> _Provided data_:
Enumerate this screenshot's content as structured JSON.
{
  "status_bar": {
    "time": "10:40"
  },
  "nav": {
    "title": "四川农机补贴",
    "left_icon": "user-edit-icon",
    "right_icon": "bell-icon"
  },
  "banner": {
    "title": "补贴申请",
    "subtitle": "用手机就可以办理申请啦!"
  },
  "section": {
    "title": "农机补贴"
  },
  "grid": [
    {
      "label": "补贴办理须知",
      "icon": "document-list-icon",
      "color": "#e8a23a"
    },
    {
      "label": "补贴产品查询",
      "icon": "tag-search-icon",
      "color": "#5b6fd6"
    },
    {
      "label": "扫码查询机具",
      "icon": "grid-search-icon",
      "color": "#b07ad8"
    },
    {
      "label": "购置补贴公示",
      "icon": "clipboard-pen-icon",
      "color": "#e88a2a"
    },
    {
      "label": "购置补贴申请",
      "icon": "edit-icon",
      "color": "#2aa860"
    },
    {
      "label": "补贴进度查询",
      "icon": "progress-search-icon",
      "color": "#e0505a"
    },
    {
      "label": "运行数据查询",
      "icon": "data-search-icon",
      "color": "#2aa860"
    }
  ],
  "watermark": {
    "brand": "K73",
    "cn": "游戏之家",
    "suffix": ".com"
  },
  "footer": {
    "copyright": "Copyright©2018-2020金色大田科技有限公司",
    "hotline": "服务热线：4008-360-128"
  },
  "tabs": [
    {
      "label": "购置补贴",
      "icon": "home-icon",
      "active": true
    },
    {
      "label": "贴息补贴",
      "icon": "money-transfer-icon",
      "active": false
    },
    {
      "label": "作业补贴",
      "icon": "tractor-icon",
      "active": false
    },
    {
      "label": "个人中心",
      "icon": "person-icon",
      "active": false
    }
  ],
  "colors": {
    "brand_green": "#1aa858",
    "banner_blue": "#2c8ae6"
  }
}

> _Brief_: Copy out each line of the records where the string "edit" appears.

> _Completed exercise_:
    "left_icon": "user-edit-icon",
      "icon": "edit-icon",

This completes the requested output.